Repeat the data in full. Every line must match.

Extracted data entries
-*-

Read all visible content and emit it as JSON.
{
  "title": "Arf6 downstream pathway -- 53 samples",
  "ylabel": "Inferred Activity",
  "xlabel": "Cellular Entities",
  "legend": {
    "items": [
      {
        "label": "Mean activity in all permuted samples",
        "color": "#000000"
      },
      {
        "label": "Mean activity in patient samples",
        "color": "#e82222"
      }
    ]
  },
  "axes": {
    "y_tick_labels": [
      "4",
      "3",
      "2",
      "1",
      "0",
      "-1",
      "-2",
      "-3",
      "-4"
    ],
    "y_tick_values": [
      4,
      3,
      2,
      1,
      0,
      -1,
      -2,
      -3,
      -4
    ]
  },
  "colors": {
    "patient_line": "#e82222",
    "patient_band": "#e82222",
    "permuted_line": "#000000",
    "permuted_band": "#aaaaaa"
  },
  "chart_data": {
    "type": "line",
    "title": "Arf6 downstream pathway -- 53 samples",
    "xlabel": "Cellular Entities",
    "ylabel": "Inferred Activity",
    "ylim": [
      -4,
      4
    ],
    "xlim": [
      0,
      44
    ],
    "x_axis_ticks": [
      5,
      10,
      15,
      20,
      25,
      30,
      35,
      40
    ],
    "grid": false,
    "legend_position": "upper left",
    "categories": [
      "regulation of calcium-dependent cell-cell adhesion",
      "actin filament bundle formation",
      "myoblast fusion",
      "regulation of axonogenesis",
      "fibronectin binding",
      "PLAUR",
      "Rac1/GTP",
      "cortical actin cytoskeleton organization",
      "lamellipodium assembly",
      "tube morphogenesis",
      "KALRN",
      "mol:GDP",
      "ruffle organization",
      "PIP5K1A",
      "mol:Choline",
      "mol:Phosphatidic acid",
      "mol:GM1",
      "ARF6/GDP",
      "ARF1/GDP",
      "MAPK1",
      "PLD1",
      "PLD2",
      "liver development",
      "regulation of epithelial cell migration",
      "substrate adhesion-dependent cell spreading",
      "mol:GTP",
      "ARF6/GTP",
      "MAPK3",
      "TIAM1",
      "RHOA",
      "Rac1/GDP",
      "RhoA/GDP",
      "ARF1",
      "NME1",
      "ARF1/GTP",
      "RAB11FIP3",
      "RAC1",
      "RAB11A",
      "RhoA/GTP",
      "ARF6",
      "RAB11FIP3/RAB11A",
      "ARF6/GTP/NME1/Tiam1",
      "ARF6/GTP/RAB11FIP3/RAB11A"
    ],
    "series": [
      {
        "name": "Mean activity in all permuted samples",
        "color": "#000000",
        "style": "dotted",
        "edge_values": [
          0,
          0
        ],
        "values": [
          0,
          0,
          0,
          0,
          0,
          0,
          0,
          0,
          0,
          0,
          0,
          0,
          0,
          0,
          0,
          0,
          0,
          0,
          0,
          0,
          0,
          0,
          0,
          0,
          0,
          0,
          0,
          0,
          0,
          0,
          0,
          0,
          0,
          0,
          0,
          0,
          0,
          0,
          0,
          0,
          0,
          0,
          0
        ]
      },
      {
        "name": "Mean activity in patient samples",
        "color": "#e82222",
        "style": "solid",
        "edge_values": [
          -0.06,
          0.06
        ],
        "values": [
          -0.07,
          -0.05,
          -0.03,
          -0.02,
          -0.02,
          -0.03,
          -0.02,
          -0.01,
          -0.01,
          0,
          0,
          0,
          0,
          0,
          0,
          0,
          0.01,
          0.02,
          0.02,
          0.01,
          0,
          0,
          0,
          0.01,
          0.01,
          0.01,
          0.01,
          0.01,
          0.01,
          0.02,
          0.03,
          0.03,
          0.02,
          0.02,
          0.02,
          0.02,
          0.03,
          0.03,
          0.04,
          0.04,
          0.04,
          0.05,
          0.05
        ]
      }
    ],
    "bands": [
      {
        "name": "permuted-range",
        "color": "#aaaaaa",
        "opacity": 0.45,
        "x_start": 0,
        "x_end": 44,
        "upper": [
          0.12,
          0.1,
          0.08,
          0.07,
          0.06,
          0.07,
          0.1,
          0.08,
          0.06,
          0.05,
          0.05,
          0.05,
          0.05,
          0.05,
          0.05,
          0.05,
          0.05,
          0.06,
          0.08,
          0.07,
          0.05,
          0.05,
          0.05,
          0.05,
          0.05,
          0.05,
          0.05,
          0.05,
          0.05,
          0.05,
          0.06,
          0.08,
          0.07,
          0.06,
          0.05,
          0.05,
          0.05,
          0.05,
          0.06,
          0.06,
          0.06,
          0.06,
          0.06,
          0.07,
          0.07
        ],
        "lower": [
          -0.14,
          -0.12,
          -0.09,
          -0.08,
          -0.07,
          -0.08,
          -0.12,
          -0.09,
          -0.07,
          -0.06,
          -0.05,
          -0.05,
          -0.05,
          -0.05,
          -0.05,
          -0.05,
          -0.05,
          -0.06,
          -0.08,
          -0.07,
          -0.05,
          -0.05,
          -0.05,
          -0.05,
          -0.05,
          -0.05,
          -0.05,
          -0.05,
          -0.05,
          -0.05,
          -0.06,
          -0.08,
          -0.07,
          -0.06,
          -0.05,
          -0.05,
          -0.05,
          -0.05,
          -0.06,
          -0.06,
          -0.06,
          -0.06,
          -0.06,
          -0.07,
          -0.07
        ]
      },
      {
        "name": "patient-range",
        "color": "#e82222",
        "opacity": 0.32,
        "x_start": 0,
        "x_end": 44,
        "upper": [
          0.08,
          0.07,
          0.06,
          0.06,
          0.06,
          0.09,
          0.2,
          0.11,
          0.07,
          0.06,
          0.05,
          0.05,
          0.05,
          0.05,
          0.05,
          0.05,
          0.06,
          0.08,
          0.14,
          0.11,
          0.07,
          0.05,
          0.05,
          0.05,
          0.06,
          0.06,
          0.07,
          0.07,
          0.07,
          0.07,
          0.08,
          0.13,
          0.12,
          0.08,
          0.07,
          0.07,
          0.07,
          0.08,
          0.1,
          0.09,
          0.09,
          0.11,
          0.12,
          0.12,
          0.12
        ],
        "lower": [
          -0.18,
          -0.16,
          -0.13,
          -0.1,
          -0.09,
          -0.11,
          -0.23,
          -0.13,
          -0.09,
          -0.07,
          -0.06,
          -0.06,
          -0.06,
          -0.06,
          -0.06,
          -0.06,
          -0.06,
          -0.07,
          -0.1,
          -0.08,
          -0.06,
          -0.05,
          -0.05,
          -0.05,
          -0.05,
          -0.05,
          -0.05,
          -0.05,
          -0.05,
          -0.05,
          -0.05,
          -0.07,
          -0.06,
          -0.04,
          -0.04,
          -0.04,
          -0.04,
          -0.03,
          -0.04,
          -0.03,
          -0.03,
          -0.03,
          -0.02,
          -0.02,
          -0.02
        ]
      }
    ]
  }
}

-*-

* Response to this task:
Read all visible content and emit it as JSON.
{
  "title": "Arf6 downstream pathway -- 53 samples",
  "ylabel": "Inferred Activity",
  "xlabel": "Cellular Entities",
  "legend": {
    "items": [
      {
        "label": "Mean activity in all permuted samples",
        "color": "#000000"
      },
      {
        "label": "Mean activity in patient samples",
        "color": "#e82222"
      }
    ]
  },
  "axes": {
    "y_tick_labels": [
      "4",
      "3",
      "2",
      "1",
      "0",
      "-1",
      "-2",
      "-3",
      "-4"
    ],
    "y_tick_values": [
      4,
      3,
      2,
      1,
      0,
      -1,
      -2,
      -3,
      -4
    ]
  },
  "colors": {
    "patient_line": "#e82222",
    "patient_band": "#e82222",
    "permuted_line": "#000000",
    "permuted_band": "#aaaaaa"
  },
  "chart_data": {
    "type": "line",
    "title": "Arf6 downstream pathway -- 53 samples",
    "xlabel": "Cellular Entities",
    "ylabel": "Inferred Activity",
    "ylim": [
      -4,
      4
    ],
    "xlim": [
      0,
      44
    ],
    "x_axis_ticks": [
      5,
      10,
      15,
      20,
      25,
      30,
      35,
      40
    ],
    "grid": false,
    "legend_position": "upper left",
    "categories": [
      "regulation of calcium-dependent cell-cell adhesion",
      "actin filament bundle formation",
      "myoblast fusion",
      "regulation of axonogenesis",
      "fibronectin binding",
      "PLAUR",
      "Rac1/GTP",
      "cortical actin cytoskeleton organization",
      "lamellipodium assembly",
      "tube morphogenesis",
      "KALRN",
      "mol:GDP",
      "ruffle organization",
      "PIP5K1A",
      "mol:Choline",
      "mol:Phosphatidic acid",
      "mol:GM1",
      "ARF6/GDP",
      "ARF1/GDP",
      "MAPK1",
      "PLD1",
      "PLD2",
      "liver development",
      "regulation of epithelial cell migration",
      "substrate adhesion-dependent cell spreading",
      "mol:GTP",
      "ARF6/GTP",
      "MAPK3",
      "TIAM1",
      "RHOA",
      "Rac1/GDP",
      "RhoA/GDP",
      "ARF1",
      "NME1",
      "ARF1/GTP",
      "RAB11FIP3",
      "RAC1",
      "RAB11A",
      "RhoA/GTP",
      "ARF6",
      "RAB11FIP3/RAB11A",
      "ARF6/GTP/NME1/Tiam1",
      "ARF6/GTP/RAB11FIP3/RAB11A"
    ],
    "series": [
      {
        "name": "Mean activity in all permuted samples",
        "color": "#000000",
        "style": "dotted",
        "edge_values": [
          0,
          0
        ],
        "values": [
          0,
          0,
          0,
          0,
          0,
          0,
          0,
          0,
          0,
          0,
          0,
          0,
          0,
          0,
          0,
          0,
          0,
          0,
          0,
          0,
          0,
          0,
          0,
          0,
          0,
          0,
          0,
          0,
          0,
          0,
          0,
          0,
          0,
          0,
          0,
          0,
          0,
          0,
          0,
          0,
          0,
          0,
          0
        ]
      },
      {
        "name": "Mean activity in patient samples",
        "color": "#e82222",
        "style": "solid",
        "edge_values": [
          -0.06,
          0.06
        ],
        "values": [
          -0.07,
          -0.05,
          -0.03,
          -0.02,
          -0.02,
          -0.03,
          -0.02,
          -0.01,
          -0.01,
          0,
          0,
          0,
          0,
          0,
          0,
          0,
          0.01,
          0.02,
          0.02,
          0.01,
          0,
          0,
          0,
          0.01,
          0.01,
          0.01,
          0.01,
          0.01,
          0.01,
          0.02,
          0.03,
          0.03,
          0.02,
          0.02,
          0.02,
          0.02,
          0.03,
          0.03,
          0.04,
          0.04,
          0.04,
          0.05,
          0.05
        ]
      }
    ],
    "bands": [
      {
        "name": "permuted-range",
        "color": "#aaaaaa",
        "opacity": 0.45,
        "x_start": 0,
        "x_end": 44,
        "upper": [
          0.12,
          0.1,
          0.08,
          0.07,
          0.06,
          0.07,
          0.1,
          0.08,
          0.06,
          0.05,
          0.05,
          0.05,
          0.05,
          0.05,
          0.05,
          0.05,
          0.05,
          0.06,
          0.08,
          0.07,
          0.05,
          0.05,
          0.05,
          0.05,
          0.05,
          0.05,
          0.05,
          0.05,
          0.05,
          0.05,
          0.06,
          0.08,
          0.07,
          0.06,
          0.05,
          0.05,
          0.05,
          0.05,
          0.06,
          0.06,
          0.06,
          0.06,
          0.06,
          0.07,
          0.07
        ],
        "lower": [
          -0.14,
          -0.12,
          -0.09,
          -0.08,
          -0.07,
          -0.08,
          -0.12,
          -0.09,
          -0.07,
          -0.06,
          -0.05,
          -0.05,
          -0.05,
          -0.05,
          -0.05,
          -0.05,
          -0.05,
          -0.06,
          -0.08,
          -0.07,
          -0.05,
          -0.05,
          -0.05,
          -0.05,
          -0.05,
          -0.05,
          -0.05,
          -0.05,
          -0.05,
          -0.05,
          -0.06,
          -0.08,
          -0.07,
          -0.06,
          -0.05,
          -0.05,
          -0.05,
          -0.05,
          -0.06,
          -0.06,
          -0.06,
          -0.06,
          -0.06,
          -0.07,
          -0.07
        ]
      },
      {
        "name": "patient-range",
        "color": "#e82222",
        "opacity": 0.32,
        "x_start": 0,
        "x_end": 44,
        "upper": [
          0.08,
          0.07,
          0.06,
          0.06,
          0.06,
          0.09,
          0.2,
          0.11,
          0.07,
          0.06,
          0.05,
          0.05,
          0.05,
          0.05,
          0.05,
          0.05,
          0.06,
          0.08,
          0.14,
          0.11,
          0.07,
          0.05,
          0.05,
          0.05,
          0.06,
          0.06,
          0.07,
          0.07,
          0.07,
          0.07,
          0.08,
          0.13,
          0.12,
          0.08,
          0.07,
          0.07,
          0.07,
          0.08,
          0.1,
          0.09,
          0.09,
          0.11,
          0.12,
          0.12,
          0.12
        ],
        "lower": [
          -0.18,
          -0.16,
          -0.13,
          -0.1,
          -0.09,
          -0.11,
          -0.23,
          -0.13,
          -0.09,
          -0.07,
          -0.06,
          -0.06,
          -0.06,
          -0.06,
          -0.06,
          -0.06,
          -0.06,
          -0.07,
          -0.1,
          -0.08,
          -0.06,
          -0.05,
          -0.05,
          -0.05,
          -0.05,
          -0.05,
          -0.05,
          -0.05,
          -0.05,
          -0.05,
          -0.05,
          -0.07,
          -0.06,
          -0.04,
          -0.04,
          -0.04,
          -0.04,
          -0.03,
          -0.04,
          -0.03,
          -0.03,
          -0.03,
          -0.02,
          -0.02,
          -0.02
        ]
      }
    ]
  }
}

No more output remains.